→ **Stated goal**
Find the lines containing the word "Cert" and copy every one of them.

[Data excerpts]
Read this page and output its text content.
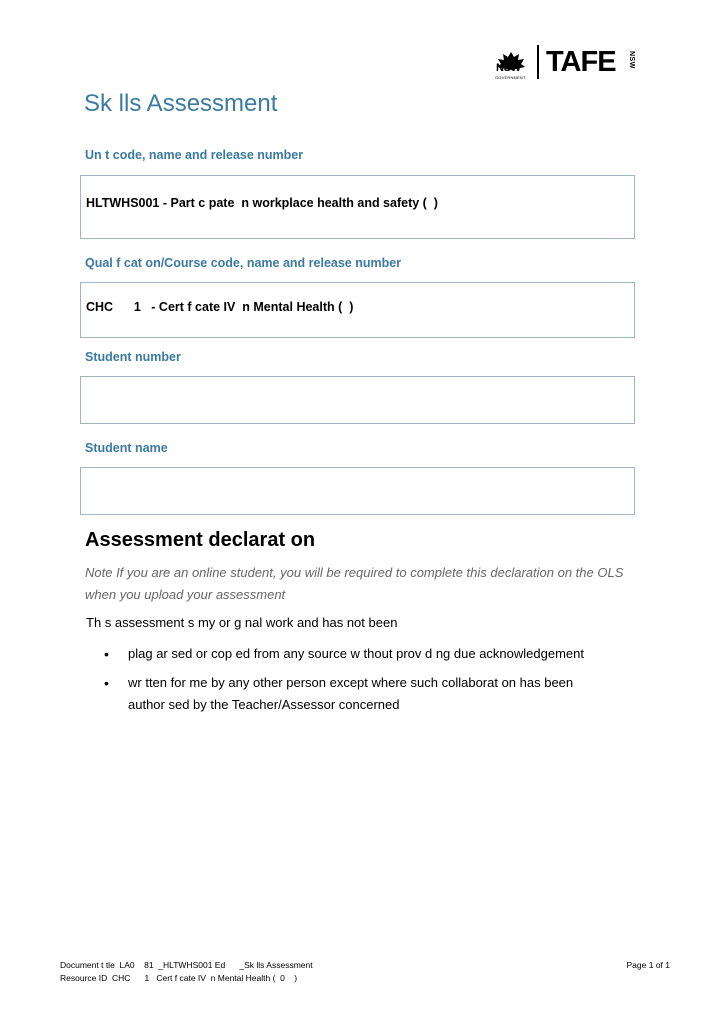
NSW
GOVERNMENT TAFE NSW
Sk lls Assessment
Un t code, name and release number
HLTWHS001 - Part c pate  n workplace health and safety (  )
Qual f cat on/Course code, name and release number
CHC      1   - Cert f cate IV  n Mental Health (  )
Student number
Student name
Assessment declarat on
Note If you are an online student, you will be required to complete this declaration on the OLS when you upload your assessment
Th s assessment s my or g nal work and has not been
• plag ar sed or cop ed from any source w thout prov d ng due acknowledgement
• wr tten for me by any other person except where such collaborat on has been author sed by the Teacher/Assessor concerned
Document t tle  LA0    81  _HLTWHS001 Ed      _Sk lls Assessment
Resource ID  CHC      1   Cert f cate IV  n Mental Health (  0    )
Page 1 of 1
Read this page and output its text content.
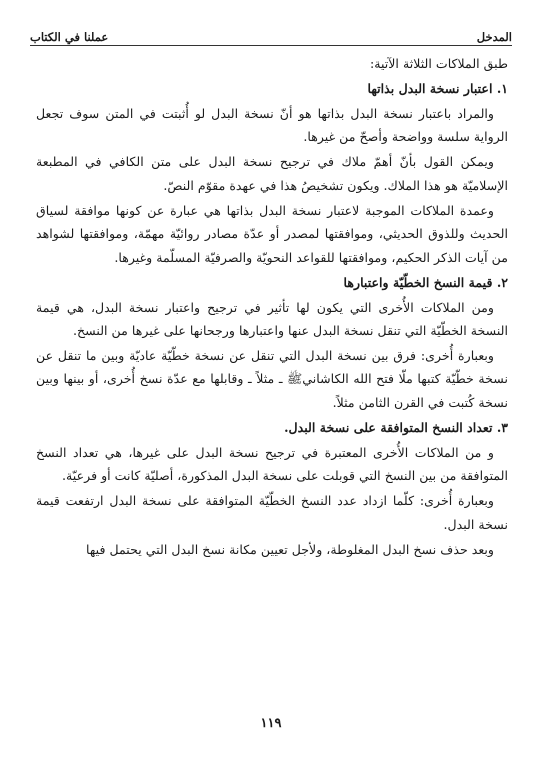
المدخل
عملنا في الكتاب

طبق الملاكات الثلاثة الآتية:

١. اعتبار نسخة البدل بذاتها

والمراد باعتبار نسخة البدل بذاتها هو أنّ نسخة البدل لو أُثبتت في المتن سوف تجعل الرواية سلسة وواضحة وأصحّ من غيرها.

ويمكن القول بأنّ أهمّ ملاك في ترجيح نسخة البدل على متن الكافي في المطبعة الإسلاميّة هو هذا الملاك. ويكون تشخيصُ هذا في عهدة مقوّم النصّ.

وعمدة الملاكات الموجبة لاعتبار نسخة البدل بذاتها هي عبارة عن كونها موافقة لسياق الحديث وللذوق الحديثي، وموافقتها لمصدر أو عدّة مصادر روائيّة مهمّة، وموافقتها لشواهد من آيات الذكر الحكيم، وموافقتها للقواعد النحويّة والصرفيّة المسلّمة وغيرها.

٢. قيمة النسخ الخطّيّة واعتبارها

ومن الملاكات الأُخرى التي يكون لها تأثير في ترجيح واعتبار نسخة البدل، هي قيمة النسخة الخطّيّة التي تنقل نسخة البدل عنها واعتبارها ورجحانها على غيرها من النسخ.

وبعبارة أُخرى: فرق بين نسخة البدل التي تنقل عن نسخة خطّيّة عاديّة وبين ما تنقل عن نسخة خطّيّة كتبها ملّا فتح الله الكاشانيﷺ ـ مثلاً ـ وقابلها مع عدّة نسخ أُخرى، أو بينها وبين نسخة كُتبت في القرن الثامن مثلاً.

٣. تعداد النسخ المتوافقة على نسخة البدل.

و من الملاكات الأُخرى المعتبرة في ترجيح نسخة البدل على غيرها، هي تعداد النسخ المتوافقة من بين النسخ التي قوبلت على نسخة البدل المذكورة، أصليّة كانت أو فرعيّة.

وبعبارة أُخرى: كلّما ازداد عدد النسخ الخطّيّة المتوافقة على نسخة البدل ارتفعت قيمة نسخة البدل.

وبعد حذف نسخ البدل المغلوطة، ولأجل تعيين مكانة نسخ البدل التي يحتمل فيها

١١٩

* * *

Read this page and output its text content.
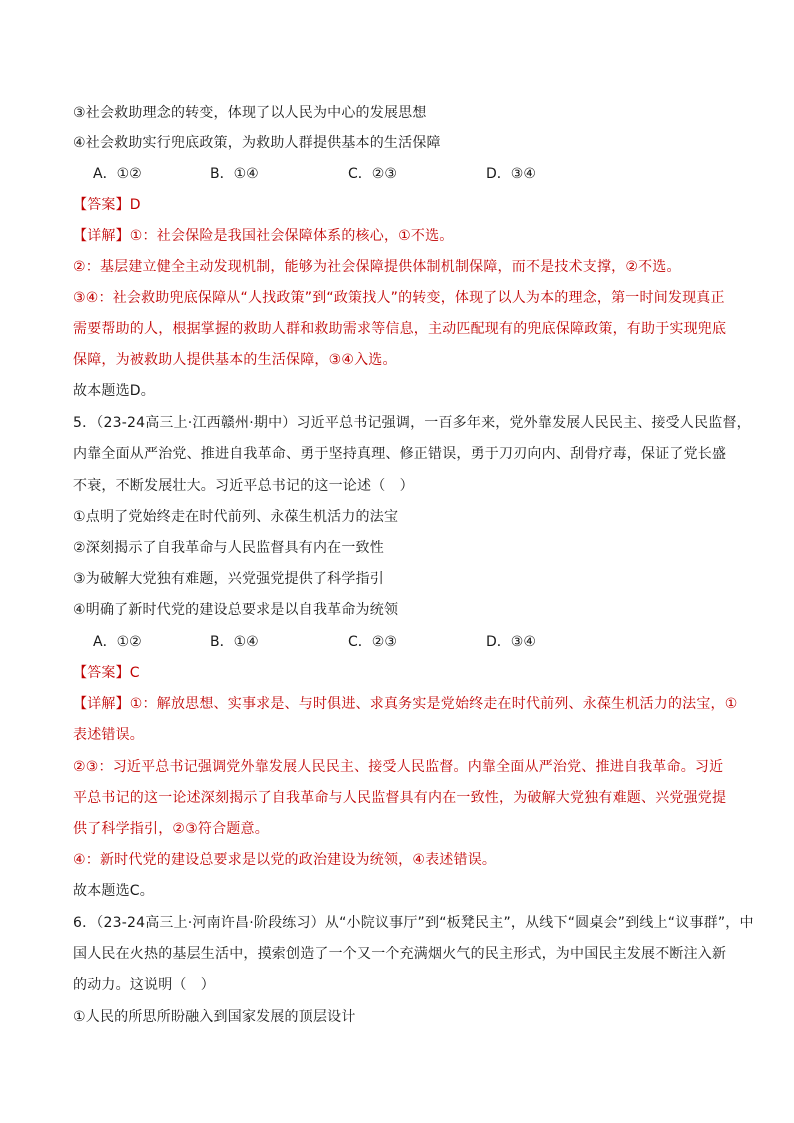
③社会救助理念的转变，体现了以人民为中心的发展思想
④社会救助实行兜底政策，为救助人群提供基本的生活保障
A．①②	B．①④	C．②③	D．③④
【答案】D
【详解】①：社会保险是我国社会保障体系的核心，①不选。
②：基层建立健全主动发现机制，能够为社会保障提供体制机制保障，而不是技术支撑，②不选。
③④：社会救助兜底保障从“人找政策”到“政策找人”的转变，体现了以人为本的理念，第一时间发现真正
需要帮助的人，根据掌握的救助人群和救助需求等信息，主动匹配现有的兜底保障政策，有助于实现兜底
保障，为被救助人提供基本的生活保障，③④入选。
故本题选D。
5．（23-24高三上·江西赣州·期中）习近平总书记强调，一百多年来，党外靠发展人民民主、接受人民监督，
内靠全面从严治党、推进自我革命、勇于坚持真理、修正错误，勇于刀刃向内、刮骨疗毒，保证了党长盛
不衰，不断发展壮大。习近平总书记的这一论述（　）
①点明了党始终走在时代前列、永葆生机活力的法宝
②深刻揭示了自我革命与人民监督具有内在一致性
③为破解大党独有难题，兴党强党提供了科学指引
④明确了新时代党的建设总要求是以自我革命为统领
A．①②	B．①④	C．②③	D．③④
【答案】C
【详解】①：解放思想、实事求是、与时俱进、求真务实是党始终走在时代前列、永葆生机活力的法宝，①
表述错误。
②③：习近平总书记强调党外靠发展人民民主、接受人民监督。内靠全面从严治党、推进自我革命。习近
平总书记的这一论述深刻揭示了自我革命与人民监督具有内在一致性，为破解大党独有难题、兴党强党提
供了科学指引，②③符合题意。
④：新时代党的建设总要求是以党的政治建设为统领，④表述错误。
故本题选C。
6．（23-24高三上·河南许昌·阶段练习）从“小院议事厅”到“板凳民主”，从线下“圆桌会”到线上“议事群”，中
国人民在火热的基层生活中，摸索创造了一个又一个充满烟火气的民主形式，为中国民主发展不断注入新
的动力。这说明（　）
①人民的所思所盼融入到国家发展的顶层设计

→ **Result below**
CHC      1   - Cert f cate IV  n Mental Health (  )
Resource ID  CHC      1   Cert f cate IV  n Mental Health (  0    )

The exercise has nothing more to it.